(Data excerpts)
[START]
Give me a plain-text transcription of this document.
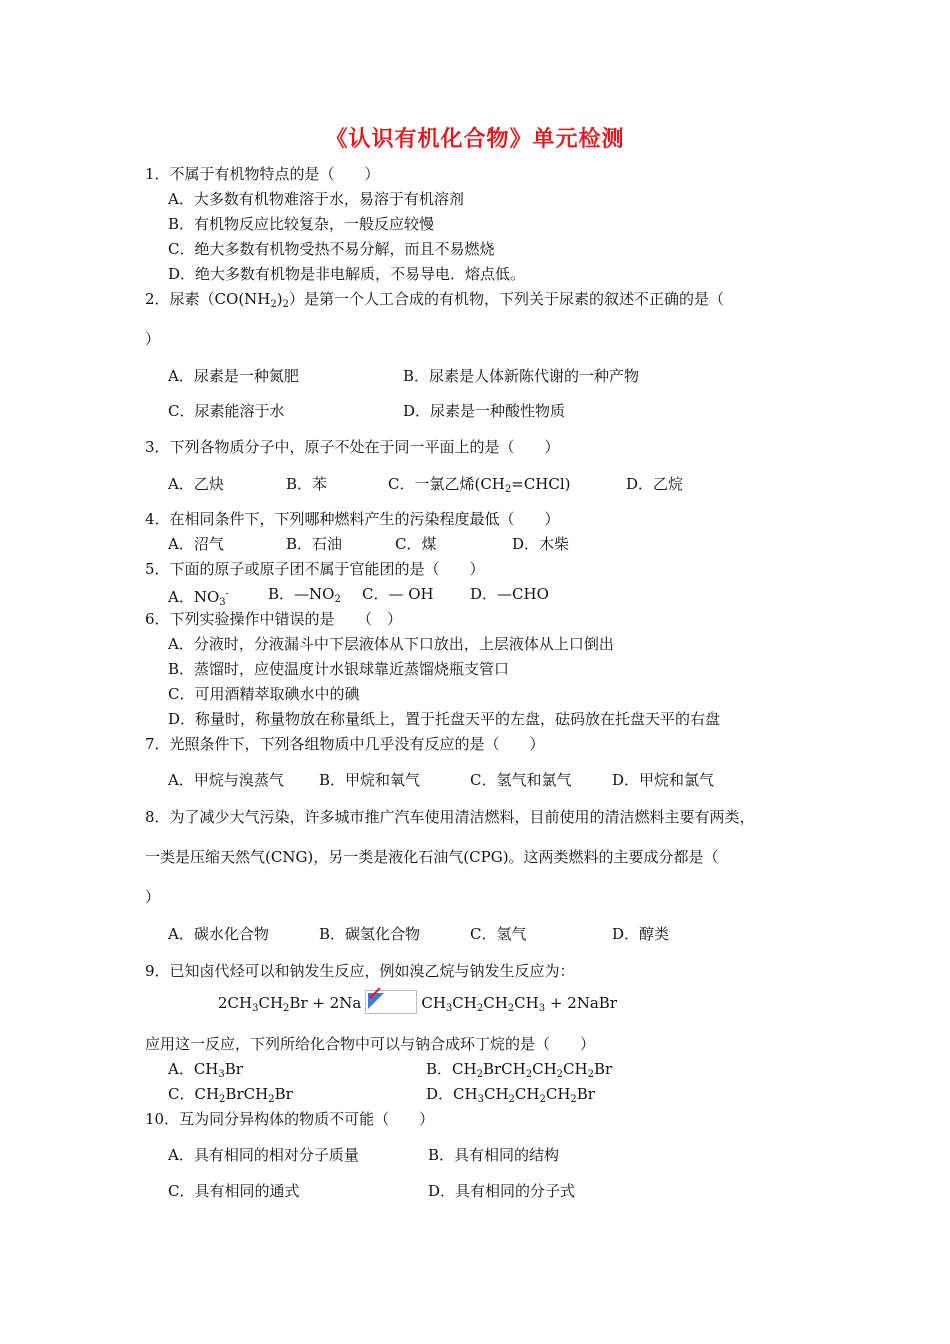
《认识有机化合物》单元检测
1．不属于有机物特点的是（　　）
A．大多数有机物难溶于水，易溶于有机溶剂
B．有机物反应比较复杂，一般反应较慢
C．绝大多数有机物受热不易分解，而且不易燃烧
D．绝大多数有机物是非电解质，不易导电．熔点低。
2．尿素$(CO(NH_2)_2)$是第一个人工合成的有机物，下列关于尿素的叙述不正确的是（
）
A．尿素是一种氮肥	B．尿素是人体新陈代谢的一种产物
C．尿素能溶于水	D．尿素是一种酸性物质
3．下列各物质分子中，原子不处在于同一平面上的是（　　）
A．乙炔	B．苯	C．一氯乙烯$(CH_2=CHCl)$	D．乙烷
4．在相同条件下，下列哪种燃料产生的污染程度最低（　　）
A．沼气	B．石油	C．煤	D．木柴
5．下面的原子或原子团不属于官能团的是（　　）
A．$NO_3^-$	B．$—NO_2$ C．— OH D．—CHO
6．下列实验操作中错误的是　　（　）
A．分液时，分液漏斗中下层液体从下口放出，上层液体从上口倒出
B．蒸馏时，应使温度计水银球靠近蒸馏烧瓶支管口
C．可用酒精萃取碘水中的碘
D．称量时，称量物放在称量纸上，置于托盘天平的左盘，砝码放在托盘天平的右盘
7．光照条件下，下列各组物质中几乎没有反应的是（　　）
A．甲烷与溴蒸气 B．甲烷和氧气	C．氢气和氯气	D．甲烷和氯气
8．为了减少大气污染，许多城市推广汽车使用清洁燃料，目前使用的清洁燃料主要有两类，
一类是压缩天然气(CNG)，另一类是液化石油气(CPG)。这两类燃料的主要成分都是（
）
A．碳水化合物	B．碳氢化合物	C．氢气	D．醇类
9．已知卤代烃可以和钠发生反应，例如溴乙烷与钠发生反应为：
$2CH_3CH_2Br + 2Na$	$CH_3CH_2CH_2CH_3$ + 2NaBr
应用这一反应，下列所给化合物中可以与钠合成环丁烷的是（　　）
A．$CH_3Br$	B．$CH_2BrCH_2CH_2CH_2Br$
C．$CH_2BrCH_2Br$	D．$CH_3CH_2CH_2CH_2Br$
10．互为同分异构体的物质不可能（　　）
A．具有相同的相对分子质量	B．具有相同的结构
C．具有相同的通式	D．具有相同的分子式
[END]
[START]
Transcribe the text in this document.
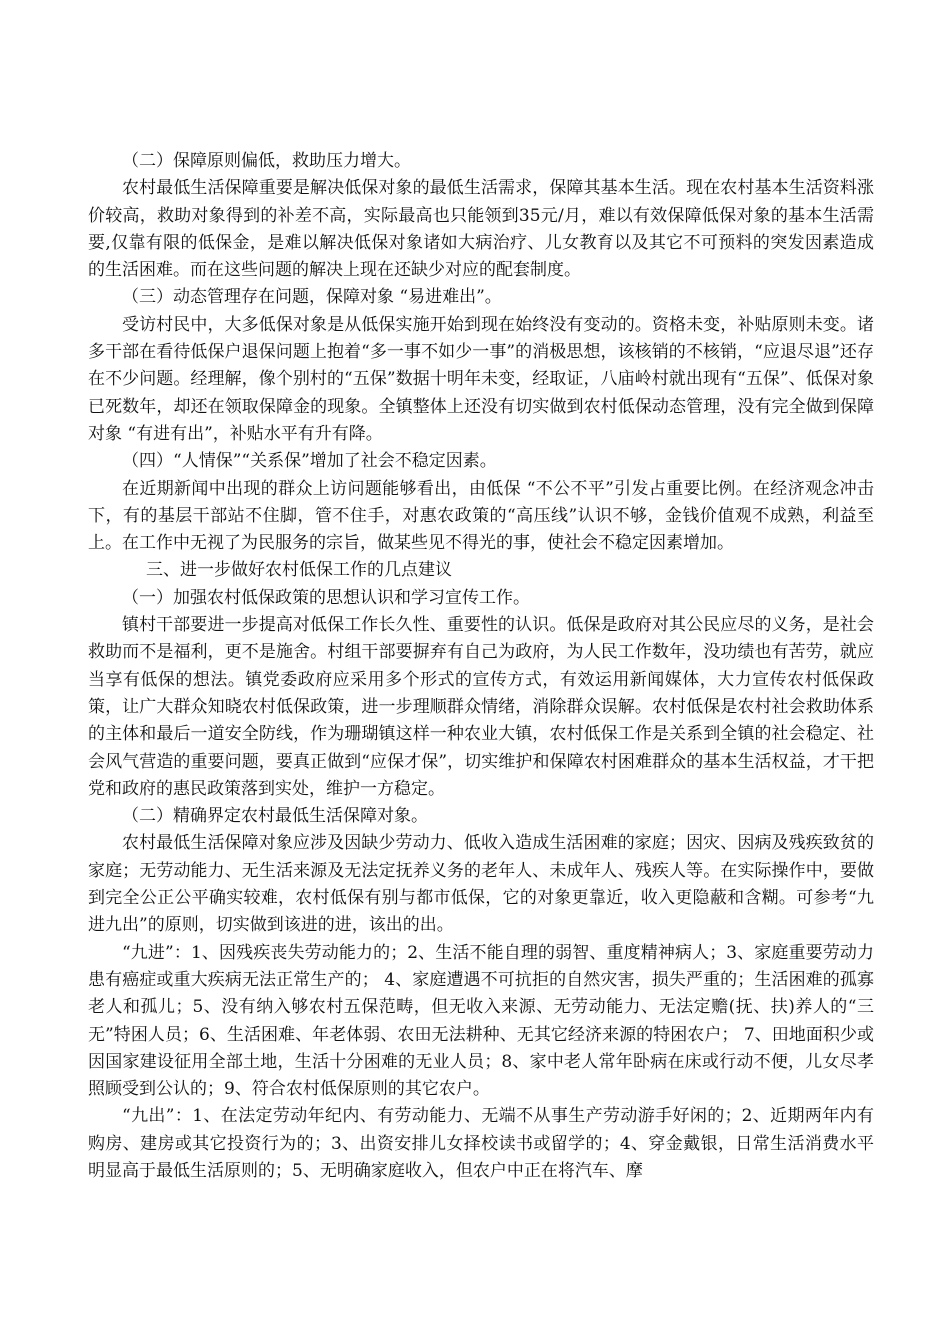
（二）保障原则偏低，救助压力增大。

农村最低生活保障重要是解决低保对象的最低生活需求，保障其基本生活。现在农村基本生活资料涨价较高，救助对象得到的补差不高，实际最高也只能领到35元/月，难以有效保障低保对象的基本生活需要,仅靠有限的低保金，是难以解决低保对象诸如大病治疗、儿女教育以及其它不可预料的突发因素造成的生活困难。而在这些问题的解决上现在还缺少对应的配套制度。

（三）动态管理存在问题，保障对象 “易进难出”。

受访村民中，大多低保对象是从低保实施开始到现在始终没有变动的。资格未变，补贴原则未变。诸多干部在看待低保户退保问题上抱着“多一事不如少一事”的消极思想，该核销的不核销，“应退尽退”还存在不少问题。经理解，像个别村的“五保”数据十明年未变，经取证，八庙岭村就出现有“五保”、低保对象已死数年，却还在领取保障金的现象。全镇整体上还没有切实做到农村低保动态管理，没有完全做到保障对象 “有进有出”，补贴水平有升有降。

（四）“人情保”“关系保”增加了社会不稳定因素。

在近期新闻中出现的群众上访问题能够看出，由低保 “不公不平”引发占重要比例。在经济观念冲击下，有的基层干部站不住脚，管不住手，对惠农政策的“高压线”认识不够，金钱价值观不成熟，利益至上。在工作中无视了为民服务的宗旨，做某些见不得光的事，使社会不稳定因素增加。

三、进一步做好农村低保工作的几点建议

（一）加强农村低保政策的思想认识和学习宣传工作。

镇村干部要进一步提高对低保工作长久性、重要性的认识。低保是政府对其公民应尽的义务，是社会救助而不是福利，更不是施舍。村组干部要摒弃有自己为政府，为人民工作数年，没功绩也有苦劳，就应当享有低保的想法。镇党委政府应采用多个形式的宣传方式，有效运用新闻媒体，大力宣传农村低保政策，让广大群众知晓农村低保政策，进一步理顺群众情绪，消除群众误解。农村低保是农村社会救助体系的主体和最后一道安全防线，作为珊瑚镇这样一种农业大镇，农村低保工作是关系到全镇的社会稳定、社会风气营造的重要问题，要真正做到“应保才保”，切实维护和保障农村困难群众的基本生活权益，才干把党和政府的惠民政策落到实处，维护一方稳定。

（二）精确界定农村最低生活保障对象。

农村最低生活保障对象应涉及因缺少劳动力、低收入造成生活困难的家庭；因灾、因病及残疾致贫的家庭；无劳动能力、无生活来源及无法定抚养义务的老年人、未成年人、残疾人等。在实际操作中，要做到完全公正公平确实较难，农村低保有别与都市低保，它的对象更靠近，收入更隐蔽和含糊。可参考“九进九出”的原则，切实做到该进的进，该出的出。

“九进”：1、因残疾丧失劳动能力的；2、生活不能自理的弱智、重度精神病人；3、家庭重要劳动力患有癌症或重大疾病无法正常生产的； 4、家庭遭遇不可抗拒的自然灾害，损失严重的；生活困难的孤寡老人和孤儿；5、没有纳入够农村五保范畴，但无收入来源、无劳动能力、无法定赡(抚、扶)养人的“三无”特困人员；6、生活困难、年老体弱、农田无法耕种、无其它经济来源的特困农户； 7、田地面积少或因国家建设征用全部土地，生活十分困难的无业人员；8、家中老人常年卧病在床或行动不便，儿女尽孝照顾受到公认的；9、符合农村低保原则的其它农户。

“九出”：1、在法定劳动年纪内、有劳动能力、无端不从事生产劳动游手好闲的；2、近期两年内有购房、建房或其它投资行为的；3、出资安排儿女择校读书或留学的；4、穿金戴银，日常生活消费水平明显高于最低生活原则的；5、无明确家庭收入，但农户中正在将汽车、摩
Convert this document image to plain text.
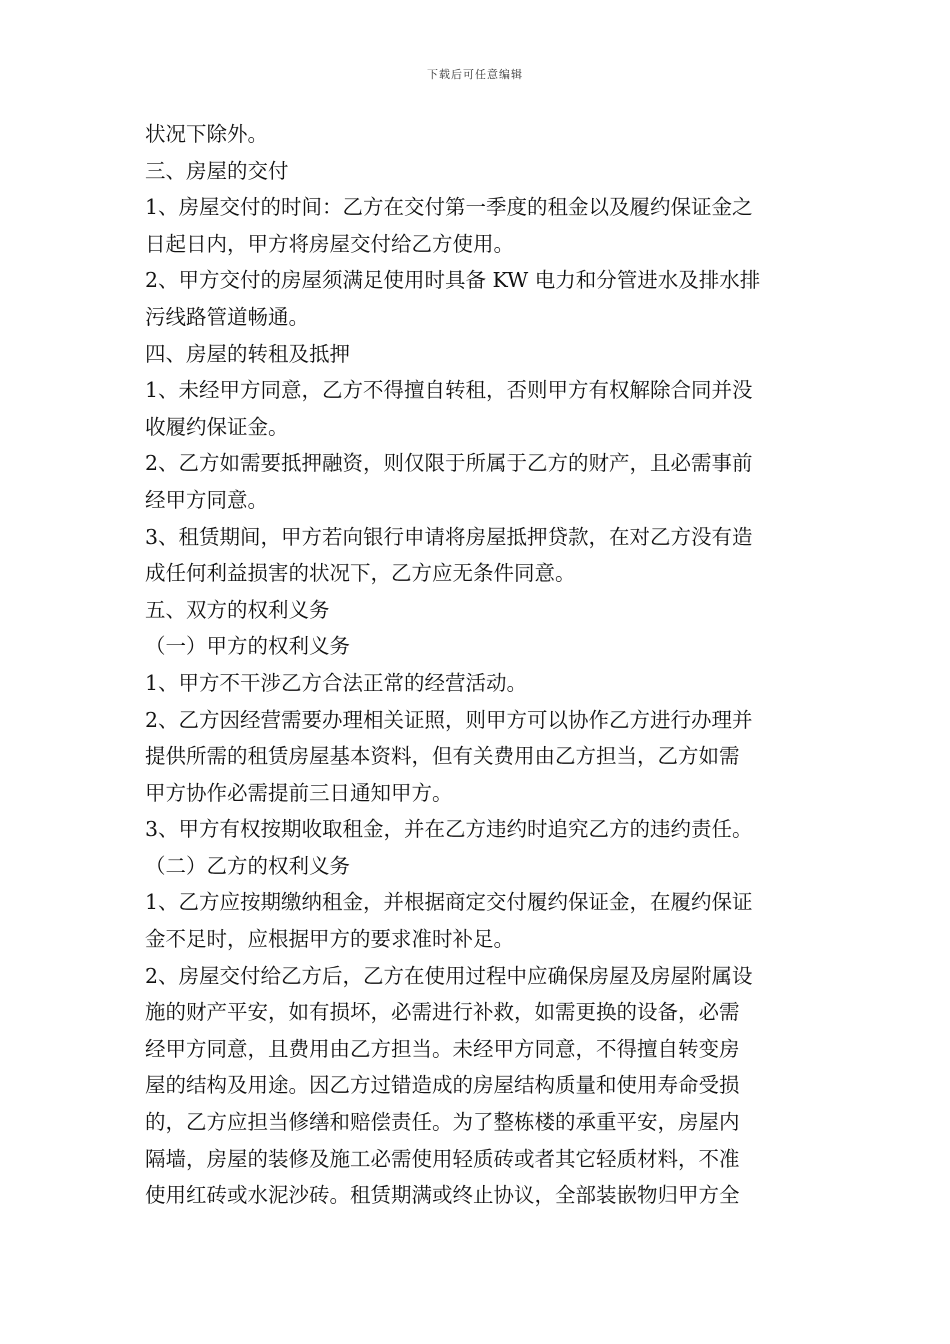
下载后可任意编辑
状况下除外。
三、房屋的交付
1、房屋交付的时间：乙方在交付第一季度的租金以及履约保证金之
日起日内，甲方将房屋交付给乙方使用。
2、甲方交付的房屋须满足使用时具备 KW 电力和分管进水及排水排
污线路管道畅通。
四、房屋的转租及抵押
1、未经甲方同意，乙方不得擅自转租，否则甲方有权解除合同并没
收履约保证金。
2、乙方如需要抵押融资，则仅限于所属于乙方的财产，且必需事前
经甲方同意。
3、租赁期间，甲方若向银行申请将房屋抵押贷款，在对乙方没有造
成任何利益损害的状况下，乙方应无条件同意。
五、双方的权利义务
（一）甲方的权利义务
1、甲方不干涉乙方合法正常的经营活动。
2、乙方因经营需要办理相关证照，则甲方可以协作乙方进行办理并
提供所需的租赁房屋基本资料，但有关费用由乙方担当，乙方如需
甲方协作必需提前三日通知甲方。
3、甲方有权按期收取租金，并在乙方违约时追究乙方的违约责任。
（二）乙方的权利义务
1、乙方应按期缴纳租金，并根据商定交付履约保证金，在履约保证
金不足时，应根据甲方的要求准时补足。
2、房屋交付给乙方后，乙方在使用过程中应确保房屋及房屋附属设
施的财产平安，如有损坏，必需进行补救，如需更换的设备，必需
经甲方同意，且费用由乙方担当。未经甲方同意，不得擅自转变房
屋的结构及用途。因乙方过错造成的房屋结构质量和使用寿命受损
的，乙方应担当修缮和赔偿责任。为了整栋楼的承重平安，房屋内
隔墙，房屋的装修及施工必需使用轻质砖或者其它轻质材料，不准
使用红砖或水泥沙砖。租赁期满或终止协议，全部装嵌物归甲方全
[END]
[START]
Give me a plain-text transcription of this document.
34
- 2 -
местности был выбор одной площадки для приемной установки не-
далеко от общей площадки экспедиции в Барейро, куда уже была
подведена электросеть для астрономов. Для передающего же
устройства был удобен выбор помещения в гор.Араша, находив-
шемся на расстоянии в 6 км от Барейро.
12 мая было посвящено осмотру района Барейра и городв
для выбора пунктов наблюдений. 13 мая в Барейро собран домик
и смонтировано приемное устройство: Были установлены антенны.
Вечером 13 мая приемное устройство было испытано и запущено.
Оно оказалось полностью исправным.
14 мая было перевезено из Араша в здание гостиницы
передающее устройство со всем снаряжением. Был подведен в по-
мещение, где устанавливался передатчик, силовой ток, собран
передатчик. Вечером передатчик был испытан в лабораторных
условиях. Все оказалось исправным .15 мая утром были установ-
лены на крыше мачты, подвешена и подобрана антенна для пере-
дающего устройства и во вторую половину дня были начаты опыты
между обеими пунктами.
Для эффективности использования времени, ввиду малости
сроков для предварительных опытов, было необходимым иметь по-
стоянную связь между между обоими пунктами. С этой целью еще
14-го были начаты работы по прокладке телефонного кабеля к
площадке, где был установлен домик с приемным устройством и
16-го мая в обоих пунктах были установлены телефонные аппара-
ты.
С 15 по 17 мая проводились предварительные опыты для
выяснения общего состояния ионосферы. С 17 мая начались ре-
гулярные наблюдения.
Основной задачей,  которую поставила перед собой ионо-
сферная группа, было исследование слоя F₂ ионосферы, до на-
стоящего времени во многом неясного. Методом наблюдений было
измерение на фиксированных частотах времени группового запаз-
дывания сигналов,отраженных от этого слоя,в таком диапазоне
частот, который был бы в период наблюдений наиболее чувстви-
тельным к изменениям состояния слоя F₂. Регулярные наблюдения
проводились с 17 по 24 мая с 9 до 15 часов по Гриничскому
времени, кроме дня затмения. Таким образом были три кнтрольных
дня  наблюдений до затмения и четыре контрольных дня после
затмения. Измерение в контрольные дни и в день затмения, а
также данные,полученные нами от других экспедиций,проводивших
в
[END]
_What is asked_
State how many lines of the listing include the word "наблюдений". Reply with the number alone.

_Output below_
4